THE DATA →
********************

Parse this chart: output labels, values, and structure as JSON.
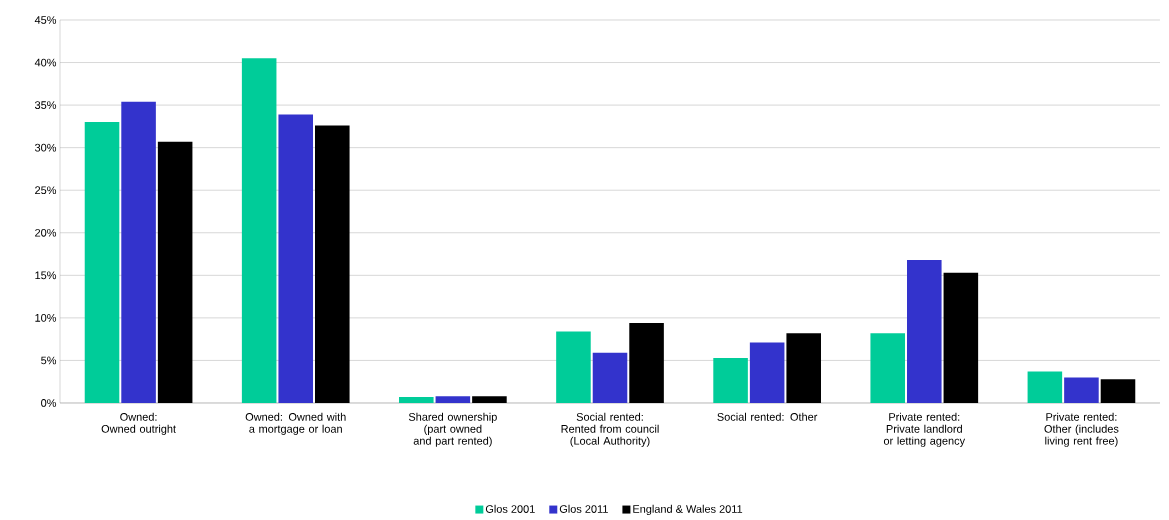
{
  "chart_data": {
    "type": "bar",
    "categories": [
      "Owned: Owned outright",
      "Owned: Owned with a mortgage or loan",
      "Shared ownership (part owned and part rented)",
      "Social rented: Rented from council (Local Authority)",
      "Social rented: Other",
      "Private rented: Private landlord or letting agency",
      "Private rented: Other (includes living rent free)"
    ],
    "series": [
      {
        "name": "Glos 2001",
        "color": "#00cc99",
        "values": [
          33.0,
          40.5,
          0.7,
          8.4,
          5.3,
          8.2,
          3.7
        ]
      },
      {
        "name": "Glos 2011",
        "color": "#3333cc",
        "values": [
          35.4,
          33.9,
          0.8,
          5.9,
          7.1,
          16.8,
          3.0
        ]
      },
      {
        "name": "England & Wales 2011",
        "color": "#000000",
        "values": [
          30.7,
          32.6,
          0.8,
          9.4,
          8.2,
          15.3,
          2.8
        ]
      }
    ],
    "ylim": [
      0,
      45
    ],
    "yticks": [
      {
        "value": 0,
        "label": "0%"
      },
      {
        "value": 5,
        "label": "5%"
      },
      {
        "value": 10,
        "label": "10%"
      },
      {
        "value": 15,
        "label": "15%"
      },
      {
        "value": 20,
        "label": "20%"
      },
      {
        "value": 25,
        "label": "25%"
      },
      {
        "value": 30,
        "label": "30%"
      },
      {
        "value": 35,
        "label": "35%"
      },
      {
        "value": 40,
        "label": "40%"
      },
      {
        "value": 45,
        "label": "45%"
      }
    ],
    "grid": "y",
    "legend": "bottom"
  }
}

********************

AIM →
Copy the records above exactly, omitting every picture.

EXERCISE OUTPUT →
Parse this chart: output labels, values, and structure as JSON.
{
  "chart_data": {
    "type": "bar",
    "categories": [
      "Owned: Owned outright",
      "Owned: Owned with a mortgage or loan",
      "Shared ownership (part owned and part rented)",
      "Social rented: Rented from council (Local Authority)",
      "Social rented: Other",
      "Private rented: Private landlord or letting agency",
      "Private rented: Other (includes living rent free)"
    ],
    "series": [
      {
        "name": "Glos 2001",
        "color": "#00cc99",
        "values": [
          33.0,
          40.5,
          0.7,
          8.4,
          5.3,
          8.2,
          3.7
        ]
      },
      {
        "name": "Glos 2011",
        "color": "#3333cc",
        "values": [
          35.4,
          33.9,
          0.8,
          5.9,
          7.1,
          16.8,
          3.0
        ]
      },
      {
        "name": "England & Wales 2011",
        "color": "#000000",
        "values": [
          30.7,
          32.6,
          0.8,
          9.4,
          8.2,
          15.3,
          2.8
        ]
      }
    ],
    "ylim": [
      0,
      45
    ],
    "yticks": [
      {
        "value": 0,
        "label": "0%"
      },
      {
        "value": 5,
        "label": "5%"
      },
      {
        "value": 10,
        "label": "10%"
      },
      {
        "value": 15,
        "label": "15%"
      },
      {
        "value": 20,
        "label": "20%"
      },
      {
        "value": 25,
        "label": "25%"
      },
      {
        "value": 30,
        "label": "30%"
      },
      {
        "value": 35,
        "label": "35%"
      },
      {
        "value": 40,
        "label": "40%"
      },
      {
        "value": 45,
        "label": "45%"
      }
    ],
    "grid": "y",
    "legend": "bottom"
  }
}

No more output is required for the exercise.